Text passage -
begin
- The Washington Times - Friday, February 14, 2025

ABU DHABI, United Arab Emirates — The most futuristic weapons, including sixth-generation fighter jets, supersonic cruise missiles and drones whose brains are packed with artificial intelligence microchips, are on full display in the world’s biggest open-air arms bazaar.

The weeklong International Defense Exhibition and Conference (IDEX) and the Naval Defense and Maritime Security Exhibition (NAVDEX) kick off Monday in the heart of the Middle East. It includes top U.S., European and Middle Eastern defense firms, as well as all the major Chinese and Russian firms.



“This is the largest exposition of cutting-edge tech in defense and security in the Middle East,” said retired Navy Vice Adm. Kevin M. Donegan, a former U.S. 5th Fleet commander and a former director of operations for the Pentagon’s Central Command.
end
Exercise a - In the listing, copy out the lines word for word, beginning with the line that contains "colorbar-swatch: [629, 677, 671, 712]" and ending after the line that contains "heatmap-cell: [592, 1275, 640, 1326]".
The news article and the listing after it come from unrelated sources.

Data listing -
begin
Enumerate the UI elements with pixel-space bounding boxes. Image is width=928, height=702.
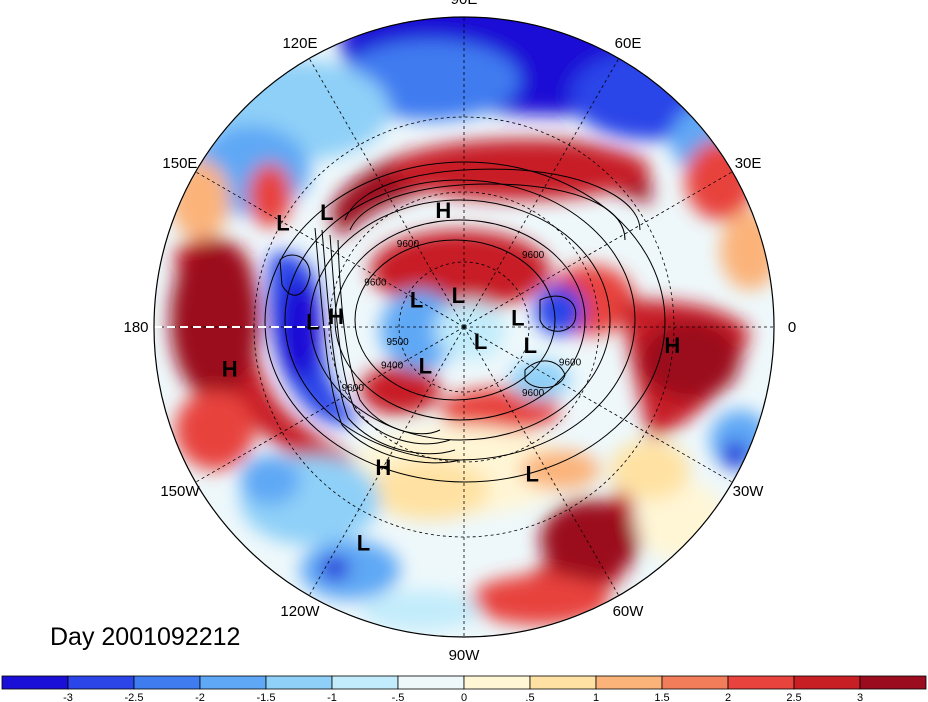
- low-pressure-marker: L: [320, 200, 333, 225]
- low-pressure-marker: L: [419, 354, 432, 379]
- low-pressure-marker: L: [452, 283, 465, 308]
- colorbar-swatch: [727, 675, 795, 690]
- longitude-label: 90W: [449, 647, 481, 664]
- longitude-labels: 90E 120E 60E 150E 30E 180 0 150W 30W 120W 60W 90W: [123, 0, 796, 664]
- colorbar-tick-label: -1.5: [257, 692, 276, 702]
- colorbar-swatch: [661, 675, 729, 690]
- low-pressure-marker: L: [276, 210, 289, 235]
- colorbar-tick-label: 2: [725, 692, 731, 702]
- colorbar-swatch: [595, 675, 663, 690]
- colorbar-tick-label: 1.5: [654, 692, 669, 702]
- colorbar-tick-label: -1: [327, 692, 337, 702]
- high-pressure-marker: H: [664, 333, 680, 358]
- colorbar: -3 -2.5 -2 -1.5 -1 -.5 0 .5 1 1.5 2 2.5 3: [1, 675, 927, 702]
- longitude-label: 150E: [162, 155, 197, 172]
- colorbar-tick-label: -.5: [392, 692, 405, 702]
- high-pressure-marker: H: [375, 455, 391, 480]
- colorbar-swatch: [529, 675, 597, 690]
- contour-value-label: 9500: [386, 337, 409, 348]
- contour-value-label: 9400: [381, 361, 404, 372]
- contour-value-labels: 9600 9600 9500 9400 9600 9600 9600 9600: [342, 239, 582, 399]
- graticule: [154, 17, 774, 637]
- low-pressure-marker: L: [524, 333, 537, 358]
- colorbar-tick-label: -2: [195, 692, 205, 702]
- low-pressure-marker: L: [410, 288, 423, 313]
- colorbar-tick-label: .5: [525, 692, 534, 702]
- low-pressure-marker: L: [474, 329, 487, 354]
- contour-value-label: 9600: [342, 383, 365, 394]
- colorbar-swatch: [67, 675, 135, 690]
- colorbar-swatch: [463, 675, 531, 690]
- longitude-label: 120E: [282, 35, 317, 52]
- geopotential-contours: [264, 161, 666, 483]
- low-pressure-marker: L: [511, 306, 524, 331]
- colorbar-swatch: [331, 675, 399, 690]
- longitude-label: 90E: [451, 0, 478, 8]
- longitude-label: 30W: [733, 483, 765, 500]
- day-title: Day 2001092212: [50, 623, 240, 651]
- colorbar-tick-label: -3: [63, 692, 73, 702]
- longitude-label: 0: [788, 319, 796, 336]
- colorbar-tick-label: -2.5: [125, 692, 144, 702]
- longitude-label: 60E: [615, 35, 642, 52]
- high-pressure-marker: H: [435, 198, 451, 223]
- colorbar-swatch: [1, 675, 69, 690]
- colorbar-tick-label: 3: [857, 692, 863, 702]
- low-pressure-marker: L: [306, 310, 319, 335]
- map-boundary: [153, 16, 775, 638]
- colorbar-swatch: [265, 675, 333, 690]
- colorbar-tick-label: 0: [461, 692, 467, 702]
- colorbar-swatch: [199, 675, 267, 690]
- colorbar-tick-label: 1: [593, 692, 599, 702]
- low-pressure-marker: L: [357, 531, 370, 556]
- colorbar-swatch: [793, 675, 861, 690]
- contour-value-label: 9600: [397, 239, 420, 250]
- high-pressure-marker: H: [222, 356, 238, 381]
- colorbar-swatch: [133, 675, 201, 690]
- longitude-label: 60W: [613, 603, 645, 620]
- colorbar-swatch: [859, 675, 927, 690]
- contour-value-label: 9600: [522, 250, 545, 261]
- longitude-label: 180: [123, 319, 148, 336]
- colorbar-tick-label: 2.5: [786, 692, 801, 702]
- contour-value-label: 9600: [522, 388, 545, 399]
- contour-value-label: 9600: [364, 278, 387, 289]
- colorbar-swatch: [397, 675, 465, 690]
- low-pressure-marker: L: [525, 461, 538, 486]
- longitude-label: 150W: [160, 483, 200, 500]
- map-disk: [154, 17, 774, 637]
- high-pressure-marker: H: [328, 304, 344, 329]
- contour-value-label: 9600: [559, 358, 582, 369]
- longitude-label: 30E: [735, 155, 762, 172]
- longitude-label: 120W: [280, 603, 320, 620]
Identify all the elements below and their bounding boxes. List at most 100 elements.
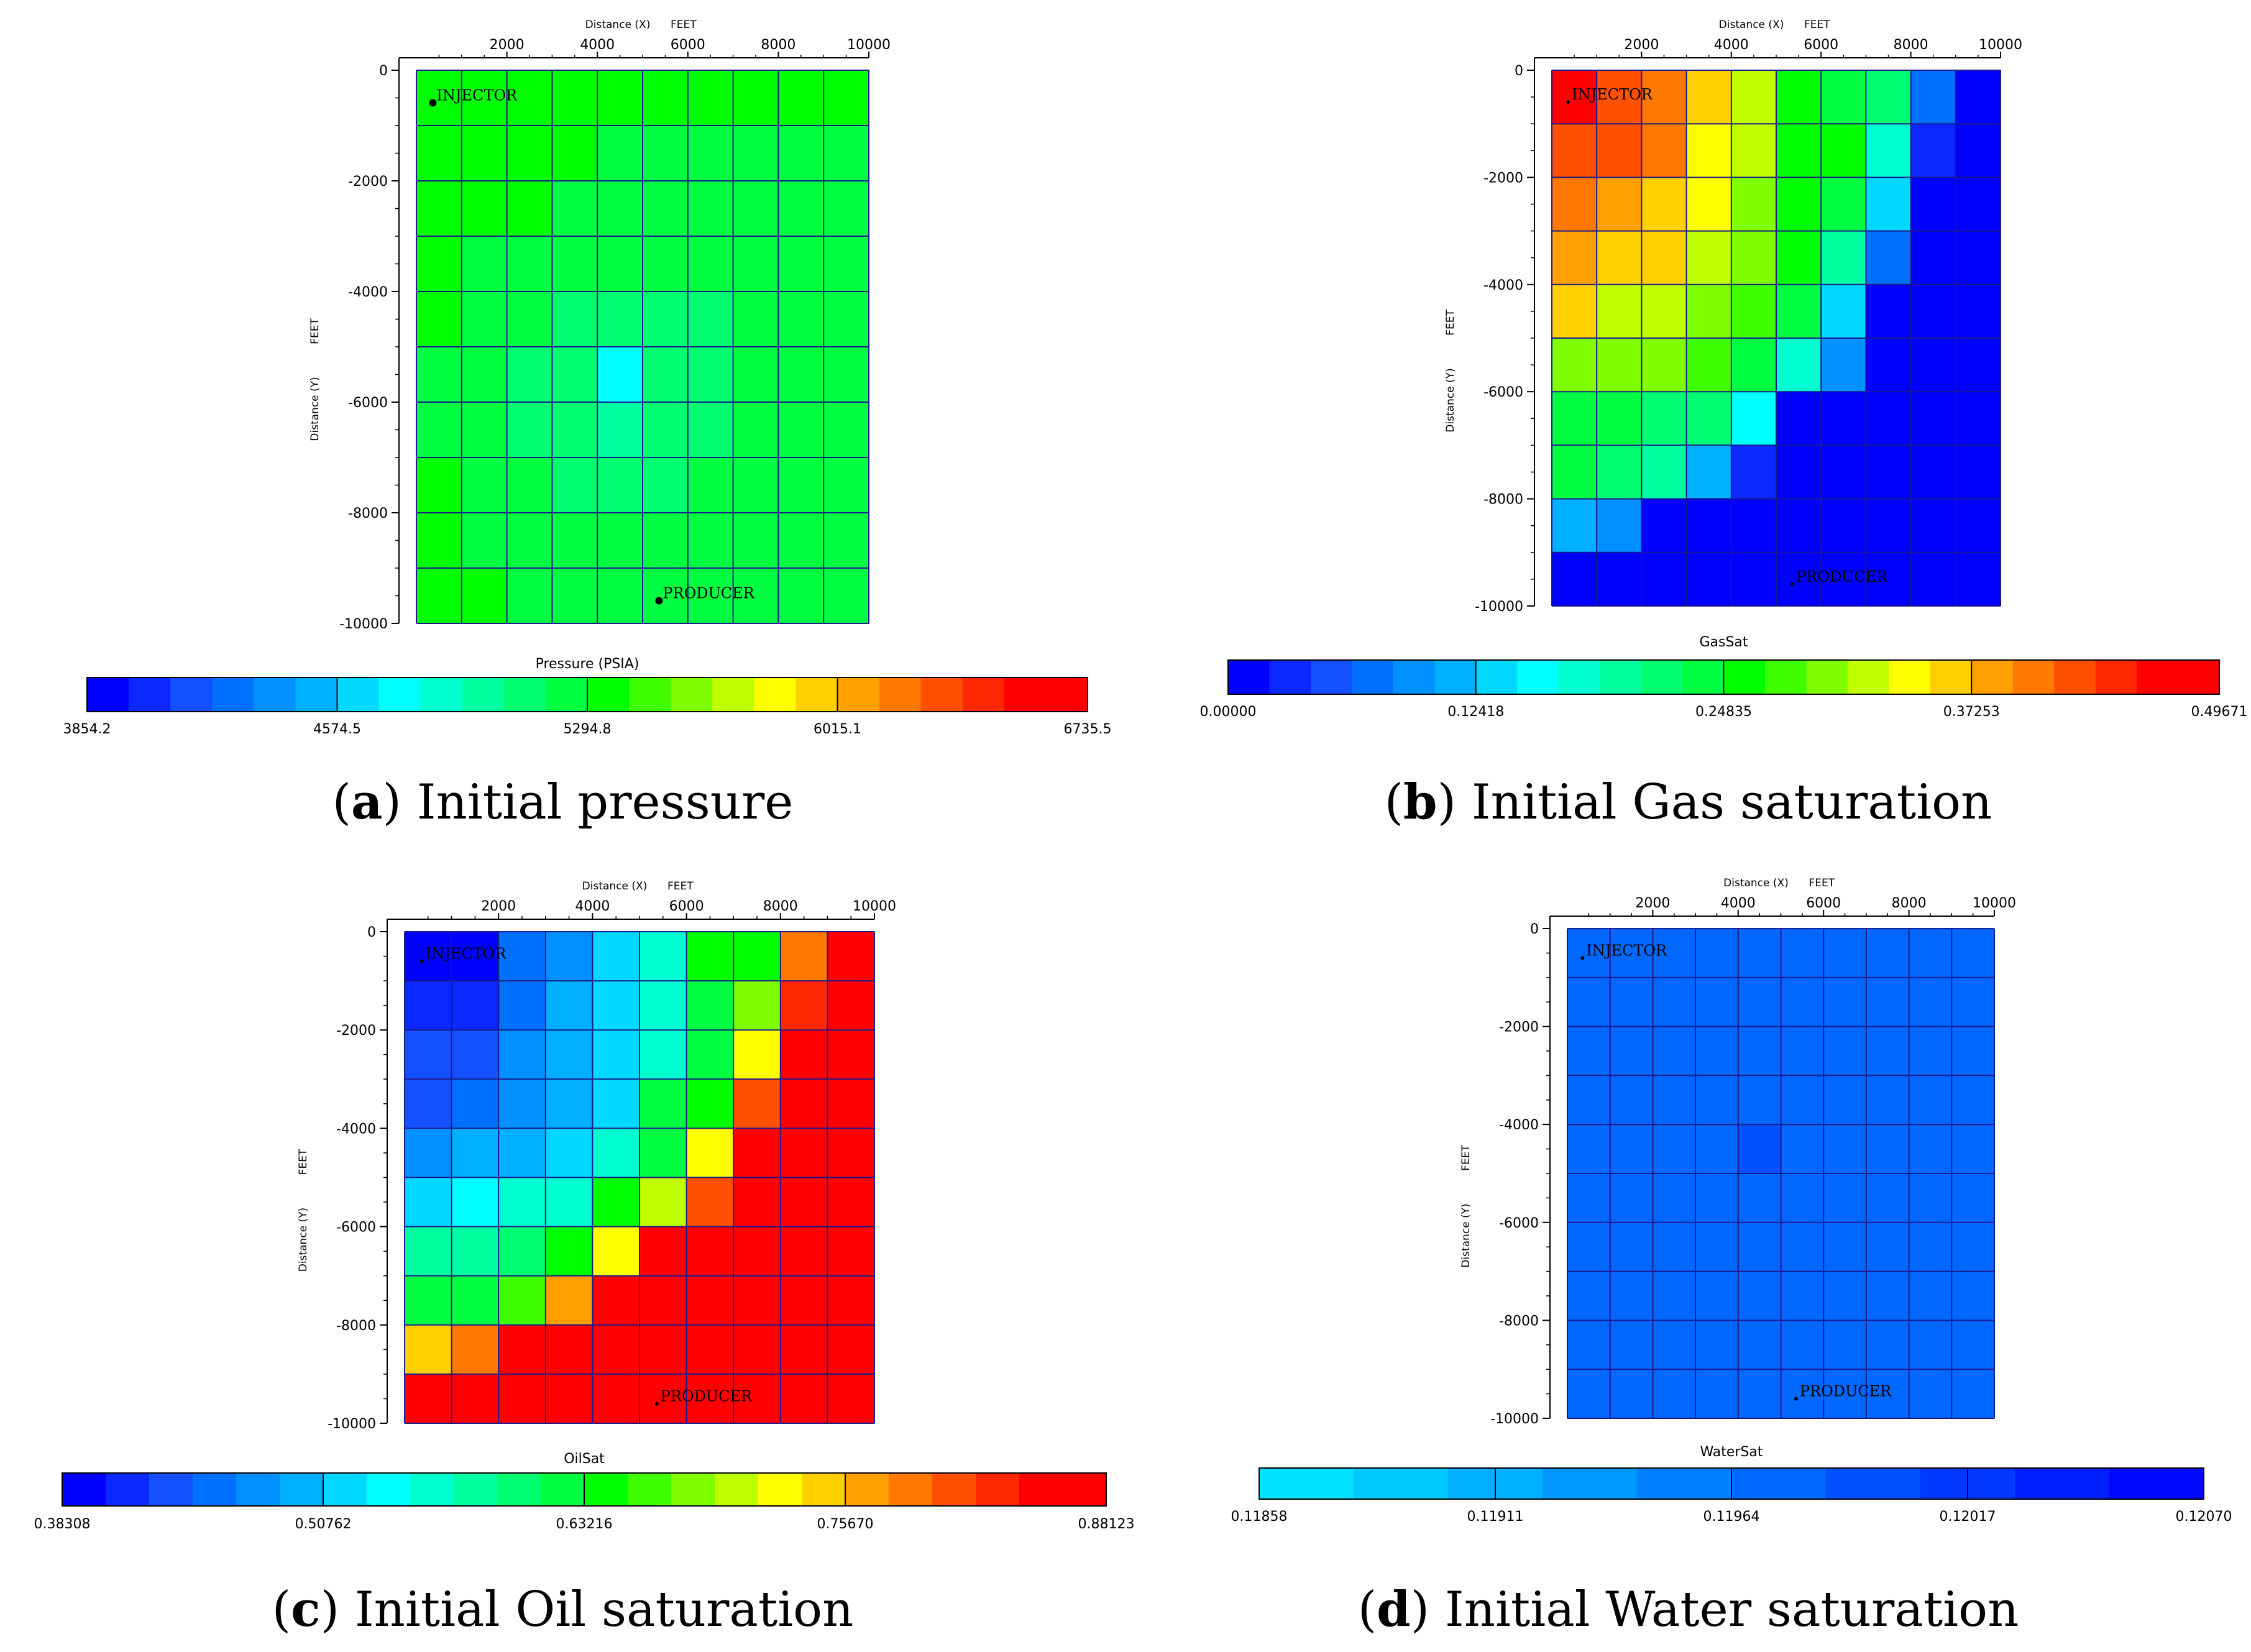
colorbar-swatch: [629, 677, 671, 712]
x-axis-label: Distance (X): [585, 19, 651, 31]
y-axis-unit: FEET: [309, 318, 321, 344]
colorbar-swatch: [2054, 660, 2096, 694]
heatmap-cell: [545, 1177, 593, 1228]
heatmap-cell: [1823, 1222, 1867, 1272]
heatmap-cell: [545, 1226, 593, 1277]
heatmap-cell: [1823, 929, 1867, 978]
heatmap-cell: [1866, 177, 1912, 232]
heatmap-cell: [1695, 1075, 1739, 1125]
colorbar-tick-label: 0.24835: [1695, 704, 1752, 720]
heatmap-cell: [592, 932, 640, 981]
heatmap-cell: [1738, 1124, 1781, 1174]
panel-initial-gas-saturation: 2000 4000 6000 8000 10000 Distance (X) FEET 0 -2…: [1126, 0, 2251, 830]
colorbar-swatch: [106, 1473, 150, 1506]
heatmap-cell: [1909, 929, 1952, 978]
heatmap-cell: [592, 1275, 640, 1326]
y-tick-label: -8000: [336, 1318, 376, 1334]
colorbar: [86, 677, 1088, 712]
well-marker: [429, 99, 437, 107]
heatmap-cell: [1653, 1075, 1696, 1125]
colorbar-swatch: [367, 1473, 411, 1506]
colorbar-swatch: [584, 1473, 628, 1506]
heatmap-cell: [1823, 1124, 1867, 1174]
heatmap-cell: [1823, 1075, 1867, 1125]
caption-c: (c) Initial Oil saturation: [272, 1581, 854, 1638]
x-tick-label: 2000: [1624, 37, 1659, 53]
heatmap-cell: [498, 1226, 546, 1277]
heatmap-cell: [1866, 552, 1912, 607]
heatmap-cell: [507, 70, 552, 126]
heatmap-cell: [1866, 1075, 1910, 1125]
y-axis-unit: FEET: [1460, 1145, 1472, 1171]
heatmap-cell: [640, 1374, 687, 1424]
heatmap-cell: [1552, 445, 1597, 500]
colorbar-swatch: [1475, 660, 1518, 694]
y-tick-label: 0: [379, 63, 388, 79]
well-marker: [419, 959, 424, 963]
colorbar-swatch: [837, 677, 880, 712]
heatmap-cell: [1738, 1173, 1781, 1223]
heatmap-cell: [1951, 929, 1995, 978]
colorbar-tick-label: 0.88123: [1078, 1517, 1135, 1532]
heatmap-cell: [1653, 1320, 1696, 1370]
caption-a: (a) Initial pressure: [332, 774, 794, 830]
heatmap-cell: [1731, 498, 1777, 553]
colorbar-swatch: [212, 677, 254, 712]
colorbar-swatch: [149, 1473, 193, 1506]
y-tick-label: 0: [367, 925, 376, 940]
heatmap-cell: [827, 981, 875, 1030]
heatmap-cell: [1909, 1026, 1952, 1076]
heatmap-cell: [778, 347, 824, 403]
colorbar-tick-label: 0.12070: [2176, 1509, 2232, 1525]
x-tick-label: 4000: [1721, 896, 1756, 911]
heatmap-cell: [405, 1177, 452, 1228]
heatmap-cell: [552, 457, 598, 513]
x-axis-unit: FEET: [1804, 19, 1830, 31]
heatmap-cell: [1641, 70, 1687, 124]
x-tick-label: 2000: [1635, 896, 1670, 911]
heatmap-cell: [405, 981, 452, 1030]
heatmap-cell: [733, 1128, 781, 1178]
heatmap-cell: [1866, 392, 1912, 446]
heatmap-cell: [640, 1177, 687, 1228]
y-tick-label: -10000: [339, 617, 388, 632]
colorbar-tick-label: 0.11911: [1467, 1509, 1524, 1525]
heatmap-cell: [733, 347, 779, 403]
heatmap-cell: [507, 347, 552, 403]
heatmap-cell: [1567, 929, 1611, 978]
x-tick-label: 8000: [1894, 37, 1928, 53]
heatmap-cell: [552, 568, 598, 624]
heatmap-cell: [643, 513, 689, 569]
heatmap-cell: [1909, 1271, 1952, 1321]
caption-d: (d) Initial Water saturation: [1357, 1581, 2019, 1638]
heatmap-cell: [1597, 498, 1642, 553]
x-tick-label: 6000: [1804, 37, 1838, 53]
heatmap-cell: [1781, 977, 1824, 1027]
heatmap-cell: [686, 1030, 734, 1080]
heatmap-cell: [640, 1324, 687, 1375]
y-tick-label: -4000: [336, 1121, 376, 1137]
heatmap-cell: [1821, 552, 1866, 607]
colorbar-swatch: [295, 677, 337, 712]
heatmap-cell: [461, 70, 508, 126]
heatmap-cell: [823, 126, 869, 181]
heatmap-cell: [823, 347, 869, 403]
heatmap-cell: [1951, 1075, 1995, 1125]
y-tick-label: -4000: [1483, 278, 1523, 293]
heatmap-cell: [1821, 445, 1866, 500]
heatmap-cell: [597, 291, 643, 347]
heatmap-cell: [1823, 1369, 1867, 1419]
heatmap-cell: [1738, 1222, 1781, 1272]
heatmap-cell: [823, 236, 869, 292]
colorbar-tick-label: 0.37253: [1943, 704, 2000, 720]
heatmap-cell: [1738, 1271, 1781, 1321]
heatmap-cell: [733, 513, 779, 569]
heatmap-cell: [461, 513, 508, 569]
heatmap-cell: [687, 513, 734, 569]
heatmap-cell: [733, 402, 779, 458]
heatmap-cell: [1781, 1222, 1824, 1272]
heatmap-cell: [1738, 1369, 1781, 1419]
heatmap-cell: [592, 1079, 640, 1129]
colorbar-swatch: [545, 677, 588, 712]
heatmap-cell: [733, 1275, 781, 1326]
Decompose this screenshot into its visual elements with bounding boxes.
end
Exercise b - In the arms exhibition article, on what day of the week do IDEX and NAVDEX kick off?

Task output a -
colorbar-swatch: [629, 677, 671, 712]
x-axis-label: Distance (X): [585, 19, 651, 31]
y-axis-unit: FEET: [309, 318, 321, 344]
colorbar-swatch: [2054, 660, 2096, 694]
heatmap-cell: [545, 1177, 593, 1228]
heatmap-cell: [1823, 1222, 1867, 1272]
heatmap-cell: [545, 1226, 593, 1277]
heatmap-cell: [1823, 929, 1867, 978]
heatmap-cell: [1866, 177, 1912, 232]
heatmap-cell: [1695, 1075, 1739, 1125]
colorbar-tick-label: 0.24835: [1695, 704, 1752, 720]
heatmap-cell: [592, 932, 640, 981]
heatmap-cell: [1738, 1124, 1781, 1174]
panel-initial-gas-saturation: 2000 4000 6000 8000 10000 Distance (X) FEET 0 -2…: [1126, 0, 2251, 830]
colorbar-swatch: [106, 1473, 150, 1506]
heatmap-cell: [1909, 929, 1952, 978]
heatmap-cell: [592, 1275, 640, 1326]

Task output b - Monday.